WHAT THIS TASK INVOLVES
Search the listing below for the string "учителя" and copy every line where it occurs.

SUPPLIED DATA
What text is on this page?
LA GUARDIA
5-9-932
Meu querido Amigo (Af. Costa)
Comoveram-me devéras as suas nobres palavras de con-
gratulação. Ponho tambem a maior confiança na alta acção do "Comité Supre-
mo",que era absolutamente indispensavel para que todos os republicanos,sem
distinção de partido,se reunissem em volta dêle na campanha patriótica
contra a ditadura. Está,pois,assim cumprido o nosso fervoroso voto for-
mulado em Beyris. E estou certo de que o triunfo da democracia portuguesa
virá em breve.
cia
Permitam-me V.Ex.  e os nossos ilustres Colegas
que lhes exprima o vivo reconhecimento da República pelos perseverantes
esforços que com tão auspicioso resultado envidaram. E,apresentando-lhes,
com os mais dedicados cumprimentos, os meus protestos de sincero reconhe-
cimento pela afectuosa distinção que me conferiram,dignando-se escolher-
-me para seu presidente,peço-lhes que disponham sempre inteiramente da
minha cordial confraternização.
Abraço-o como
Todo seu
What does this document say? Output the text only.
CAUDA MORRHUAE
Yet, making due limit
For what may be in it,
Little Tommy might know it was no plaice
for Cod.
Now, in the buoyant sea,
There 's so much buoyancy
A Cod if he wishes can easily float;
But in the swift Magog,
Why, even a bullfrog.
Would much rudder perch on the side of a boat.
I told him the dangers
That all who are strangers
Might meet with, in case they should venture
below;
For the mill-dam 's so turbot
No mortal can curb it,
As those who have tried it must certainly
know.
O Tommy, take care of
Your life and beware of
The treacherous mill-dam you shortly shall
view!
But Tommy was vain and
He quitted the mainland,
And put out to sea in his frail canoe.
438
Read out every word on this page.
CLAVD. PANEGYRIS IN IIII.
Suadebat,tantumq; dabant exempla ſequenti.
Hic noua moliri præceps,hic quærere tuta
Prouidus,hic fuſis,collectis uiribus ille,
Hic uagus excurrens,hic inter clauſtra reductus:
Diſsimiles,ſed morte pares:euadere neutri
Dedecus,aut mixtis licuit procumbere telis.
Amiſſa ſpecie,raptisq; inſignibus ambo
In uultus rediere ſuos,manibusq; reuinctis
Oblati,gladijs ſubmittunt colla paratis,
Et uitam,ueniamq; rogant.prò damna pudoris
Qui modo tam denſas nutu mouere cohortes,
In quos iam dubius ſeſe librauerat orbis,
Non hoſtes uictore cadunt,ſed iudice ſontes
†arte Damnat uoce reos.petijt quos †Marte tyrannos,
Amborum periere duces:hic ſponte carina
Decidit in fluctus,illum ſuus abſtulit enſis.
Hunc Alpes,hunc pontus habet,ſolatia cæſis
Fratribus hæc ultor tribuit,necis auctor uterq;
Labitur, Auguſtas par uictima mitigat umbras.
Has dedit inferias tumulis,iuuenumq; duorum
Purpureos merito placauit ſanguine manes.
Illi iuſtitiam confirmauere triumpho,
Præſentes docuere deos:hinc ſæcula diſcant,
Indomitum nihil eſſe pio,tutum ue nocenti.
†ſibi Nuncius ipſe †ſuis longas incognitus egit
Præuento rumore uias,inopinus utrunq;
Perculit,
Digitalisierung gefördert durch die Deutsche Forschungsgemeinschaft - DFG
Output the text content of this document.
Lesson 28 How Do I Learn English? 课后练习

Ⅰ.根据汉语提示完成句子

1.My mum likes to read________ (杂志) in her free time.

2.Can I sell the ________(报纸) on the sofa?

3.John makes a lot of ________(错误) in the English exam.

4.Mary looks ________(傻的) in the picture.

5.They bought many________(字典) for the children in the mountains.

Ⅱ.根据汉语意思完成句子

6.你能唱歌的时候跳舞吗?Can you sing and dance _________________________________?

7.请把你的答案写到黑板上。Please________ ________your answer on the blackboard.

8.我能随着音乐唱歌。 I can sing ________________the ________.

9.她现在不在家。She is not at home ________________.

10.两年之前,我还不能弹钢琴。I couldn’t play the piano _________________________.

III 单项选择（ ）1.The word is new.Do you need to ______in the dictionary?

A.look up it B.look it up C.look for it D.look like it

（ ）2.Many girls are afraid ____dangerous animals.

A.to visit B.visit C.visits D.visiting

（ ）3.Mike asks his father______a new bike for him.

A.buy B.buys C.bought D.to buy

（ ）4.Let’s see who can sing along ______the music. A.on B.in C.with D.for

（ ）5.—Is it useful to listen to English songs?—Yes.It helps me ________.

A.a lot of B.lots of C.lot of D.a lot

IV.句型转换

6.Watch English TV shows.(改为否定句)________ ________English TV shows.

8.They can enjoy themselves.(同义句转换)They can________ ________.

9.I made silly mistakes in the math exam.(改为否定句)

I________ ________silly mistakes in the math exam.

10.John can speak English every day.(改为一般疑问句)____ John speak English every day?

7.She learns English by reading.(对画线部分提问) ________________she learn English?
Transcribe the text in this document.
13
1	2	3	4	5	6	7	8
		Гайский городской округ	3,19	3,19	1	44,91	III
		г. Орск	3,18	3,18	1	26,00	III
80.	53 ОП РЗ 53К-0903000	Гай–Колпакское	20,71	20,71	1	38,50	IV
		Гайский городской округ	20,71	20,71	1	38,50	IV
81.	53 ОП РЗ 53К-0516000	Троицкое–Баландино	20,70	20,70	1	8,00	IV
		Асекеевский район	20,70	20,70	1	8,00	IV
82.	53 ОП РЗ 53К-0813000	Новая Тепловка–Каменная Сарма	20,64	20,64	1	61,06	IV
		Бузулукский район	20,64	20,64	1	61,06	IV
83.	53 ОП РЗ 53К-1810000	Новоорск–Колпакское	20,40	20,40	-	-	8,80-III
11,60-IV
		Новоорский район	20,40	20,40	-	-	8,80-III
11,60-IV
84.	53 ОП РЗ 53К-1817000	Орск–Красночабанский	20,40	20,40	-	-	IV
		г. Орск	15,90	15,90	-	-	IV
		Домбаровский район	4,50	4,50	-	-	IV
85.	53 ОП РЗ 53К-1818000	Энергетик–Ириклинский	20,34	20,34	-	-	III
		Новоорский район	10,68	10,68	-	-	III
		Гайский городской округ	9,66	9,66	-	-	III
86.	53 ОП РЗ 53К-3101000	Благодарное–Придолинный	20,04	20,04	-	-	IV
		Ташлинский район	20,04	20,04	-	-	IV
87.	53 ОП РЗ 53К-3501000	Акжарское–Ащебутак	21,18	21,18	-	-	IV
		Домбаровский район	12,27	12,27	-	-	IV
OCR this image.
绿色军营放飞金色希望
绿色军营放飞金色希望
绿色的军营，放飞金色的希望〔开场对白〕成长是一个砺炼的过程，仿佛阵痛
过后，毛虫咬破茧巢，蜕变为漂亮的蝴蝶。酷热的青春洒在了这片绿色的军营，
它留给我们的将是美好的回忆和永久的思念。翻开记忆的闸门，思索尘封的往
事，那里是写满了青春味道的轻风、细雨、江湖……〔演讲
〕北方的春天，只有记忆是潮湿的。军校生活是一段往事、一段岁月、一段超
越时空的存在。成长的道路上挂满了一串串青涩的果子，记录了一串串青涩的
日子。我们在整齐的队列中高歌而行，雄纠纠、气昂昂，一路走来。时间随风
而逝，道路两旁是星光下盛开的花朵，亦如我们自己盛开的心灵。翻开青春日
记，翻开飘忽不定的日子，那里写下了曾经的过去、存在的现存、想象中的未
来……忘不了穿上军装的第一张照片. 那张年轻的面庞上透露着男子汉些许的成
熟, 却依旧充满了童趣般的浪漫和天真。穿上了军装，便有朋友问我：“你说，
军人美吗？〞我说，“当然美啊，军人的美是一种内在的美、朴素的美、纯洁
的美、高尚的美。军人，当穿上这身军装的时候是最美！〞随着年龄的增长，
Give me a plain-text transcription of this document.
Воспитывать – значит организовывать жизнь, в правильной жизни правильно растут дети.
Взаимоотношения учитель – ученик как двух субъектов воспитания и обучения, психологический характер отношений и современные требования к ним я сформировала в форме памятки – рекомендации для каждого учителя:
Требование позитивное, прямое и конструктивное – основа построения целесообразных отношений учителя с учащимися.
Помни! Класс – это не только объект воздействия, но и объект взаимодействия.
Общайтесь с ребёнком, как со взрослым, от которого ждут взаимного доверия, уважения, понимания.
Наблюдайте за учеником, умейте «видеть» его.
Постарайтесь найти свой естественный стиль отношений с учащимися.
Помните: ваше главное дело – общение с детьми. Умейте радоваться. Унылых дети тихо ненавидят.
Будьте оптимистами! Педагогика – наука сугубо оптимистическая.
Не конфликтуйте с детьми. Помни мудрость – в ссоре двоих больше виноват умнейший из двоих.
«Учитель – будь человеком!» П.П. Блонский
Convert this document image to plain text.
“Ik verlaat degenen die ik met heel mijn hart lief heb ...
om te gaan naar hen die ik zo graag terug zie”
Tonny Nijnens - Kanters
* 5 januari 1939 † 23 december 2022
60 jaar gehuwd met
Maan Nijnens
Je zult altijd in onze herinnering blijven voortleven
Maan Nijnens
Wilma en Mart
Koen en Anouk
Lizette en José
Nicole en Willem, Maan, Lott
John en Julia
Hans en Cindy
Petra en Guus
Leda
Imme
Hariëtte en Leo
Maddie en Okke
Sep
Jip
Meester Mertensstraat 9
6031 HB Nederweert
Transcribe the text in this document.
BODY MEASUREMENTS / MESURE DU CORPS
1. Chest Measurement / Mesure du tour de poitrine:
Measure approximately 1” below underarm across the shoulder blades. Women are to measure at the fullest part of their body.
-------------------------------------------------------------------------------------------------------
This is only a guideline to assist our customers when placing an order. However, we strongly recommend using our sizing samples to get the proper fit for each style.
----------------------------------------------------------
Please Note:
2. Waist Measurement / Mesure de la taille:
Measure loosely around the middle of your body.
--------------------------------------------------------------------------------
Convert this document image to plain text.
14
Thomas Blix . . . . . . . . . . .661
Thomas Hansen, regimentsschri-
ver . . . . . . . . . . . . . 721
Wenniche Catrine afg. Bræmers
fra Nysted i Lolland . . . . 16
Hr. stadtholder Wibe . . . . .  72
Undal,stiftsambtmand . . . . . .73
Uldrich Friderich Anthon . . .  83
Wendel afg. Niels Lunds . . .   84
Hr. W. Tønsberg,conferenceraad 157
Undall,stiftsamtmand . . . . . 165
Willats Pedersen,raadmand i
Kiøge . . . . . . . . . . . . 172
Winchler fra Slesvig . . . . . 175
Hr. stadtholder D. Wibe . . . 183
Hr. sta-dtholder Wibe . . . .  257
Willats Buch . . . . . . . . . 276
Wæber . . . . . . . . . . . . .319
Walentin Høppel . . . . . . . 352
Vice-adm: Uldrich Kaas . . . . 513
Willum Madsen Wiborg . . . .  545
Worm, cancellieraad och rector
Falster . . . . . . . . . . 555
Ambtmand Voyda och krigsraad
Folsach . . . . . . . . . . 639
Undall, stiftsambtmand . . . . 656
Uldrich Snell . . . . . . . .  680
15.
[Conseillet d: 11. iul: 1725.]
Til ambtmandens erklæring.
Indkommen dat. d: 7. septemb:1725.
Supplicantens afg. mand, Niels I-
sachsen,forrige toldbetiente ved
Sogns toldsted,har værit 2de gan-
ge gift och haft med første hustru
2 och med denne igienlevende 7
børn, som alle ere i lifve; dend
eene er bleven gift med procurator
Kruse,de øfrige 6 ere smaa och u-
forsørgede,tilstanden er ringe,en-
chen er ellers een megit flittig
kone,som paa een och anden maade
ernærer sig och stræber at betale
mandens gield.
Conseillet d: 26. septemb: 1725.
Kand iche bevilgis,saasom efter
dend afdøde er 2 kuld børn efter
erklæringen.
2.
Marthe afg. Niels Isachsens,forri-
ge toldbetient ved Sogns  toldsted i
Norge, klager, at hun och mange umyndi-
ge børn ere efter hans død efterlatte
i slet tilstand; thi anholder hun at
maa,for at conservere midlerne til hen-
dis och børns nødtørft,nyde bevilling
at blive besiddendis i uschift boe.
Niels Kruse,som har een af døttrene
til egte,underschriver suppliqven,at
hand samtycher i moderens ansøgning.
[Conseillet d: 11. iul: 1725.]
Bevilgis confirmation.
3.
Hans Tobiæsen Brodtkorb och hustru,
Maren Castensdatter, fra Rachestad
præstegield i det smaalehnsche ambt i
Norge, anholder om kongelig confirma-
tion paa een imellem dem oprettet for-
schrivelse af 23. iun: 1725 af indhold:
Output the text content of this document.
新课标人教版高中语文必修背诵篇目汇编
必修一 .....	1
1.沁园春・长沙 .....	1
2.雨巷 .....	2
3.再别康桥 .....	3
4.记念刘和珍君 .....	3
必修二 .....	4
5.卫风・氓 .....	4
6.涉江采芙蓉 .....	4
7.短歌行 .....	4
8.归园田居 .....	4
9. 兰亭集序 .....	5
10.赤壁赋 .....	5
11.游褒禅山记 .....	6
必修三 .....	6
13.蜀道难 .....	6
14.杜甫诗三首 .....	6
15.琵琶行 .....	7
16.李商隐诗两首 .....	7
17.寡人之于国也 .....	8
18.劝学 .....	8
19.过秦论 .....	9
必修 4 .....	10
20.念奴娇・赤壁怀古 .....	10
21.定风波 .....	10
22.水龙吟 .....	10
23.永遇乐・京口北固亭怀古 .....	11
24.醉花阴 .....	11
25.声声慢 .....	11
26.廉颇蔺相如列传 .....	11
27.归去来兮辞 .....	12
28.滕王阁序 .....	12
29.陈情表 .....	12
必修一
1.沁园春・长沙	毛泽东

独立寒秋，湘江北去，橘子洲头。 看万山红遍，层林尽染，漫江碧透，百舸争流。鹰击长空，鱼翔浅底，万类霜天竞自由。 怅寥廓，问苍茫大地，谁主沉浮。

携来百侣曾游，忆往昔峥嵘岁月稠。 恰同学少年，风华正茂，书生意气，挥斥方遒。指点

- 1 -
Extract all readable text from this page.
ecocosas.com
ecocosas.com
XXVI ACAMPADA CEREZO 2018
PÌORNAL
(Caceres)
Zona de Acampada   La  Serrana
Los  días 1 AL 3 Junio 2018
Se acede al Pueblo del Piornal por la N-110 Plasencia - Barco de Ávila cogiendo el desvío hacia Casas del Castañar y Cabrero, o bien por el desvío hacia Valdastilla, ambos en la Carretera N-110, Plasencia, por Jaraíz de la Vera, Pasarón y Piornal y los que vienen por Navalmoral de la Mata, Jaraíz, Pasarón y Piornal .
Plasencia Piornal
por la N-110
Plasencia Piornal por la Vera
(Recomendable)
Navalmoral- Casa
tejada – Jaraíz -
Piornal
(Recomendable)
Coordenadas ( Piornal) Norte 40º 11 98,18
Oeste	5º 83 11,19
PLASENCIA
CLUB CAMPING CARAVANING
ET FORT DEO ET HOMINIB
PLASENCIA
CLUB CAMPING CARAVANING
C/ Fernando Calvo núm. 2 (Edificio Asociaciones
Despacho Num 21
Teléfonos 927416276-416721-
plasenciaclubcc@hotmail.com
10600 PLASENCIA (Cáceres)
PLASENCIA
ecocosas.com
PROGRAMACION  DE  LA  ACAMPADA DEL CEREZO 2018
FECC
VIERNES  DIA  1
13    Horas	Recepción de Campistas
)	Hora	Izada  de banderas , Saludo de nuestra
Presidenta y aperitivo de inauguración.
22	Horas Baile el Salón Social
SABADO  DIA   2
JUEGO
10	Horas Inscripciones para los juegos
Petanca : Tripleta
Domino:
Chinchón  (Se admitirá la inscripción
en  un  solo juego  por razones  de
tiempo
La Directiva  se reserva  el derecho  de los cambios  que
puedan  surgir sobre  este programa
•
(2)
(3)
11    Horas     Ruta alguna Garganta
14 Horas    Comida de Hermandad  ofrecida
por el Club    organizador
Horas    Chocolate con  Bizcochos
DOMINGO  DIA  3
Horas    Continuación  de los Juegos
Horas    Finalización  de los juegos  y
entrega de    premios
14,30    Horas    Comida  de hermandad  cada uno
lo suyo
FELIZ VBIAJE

EXERCISE SOLUTION
Взаимоотношения учитель – ученик как двух субъектов воспитания и обучения, психологический характер отношений и современные требования к ним я сформировала в форме памятки – рекомендации для каждого учителя:
Требование позитивное, прямое и конструктивное – основа построения целесообразных отношений учителя с учащимися.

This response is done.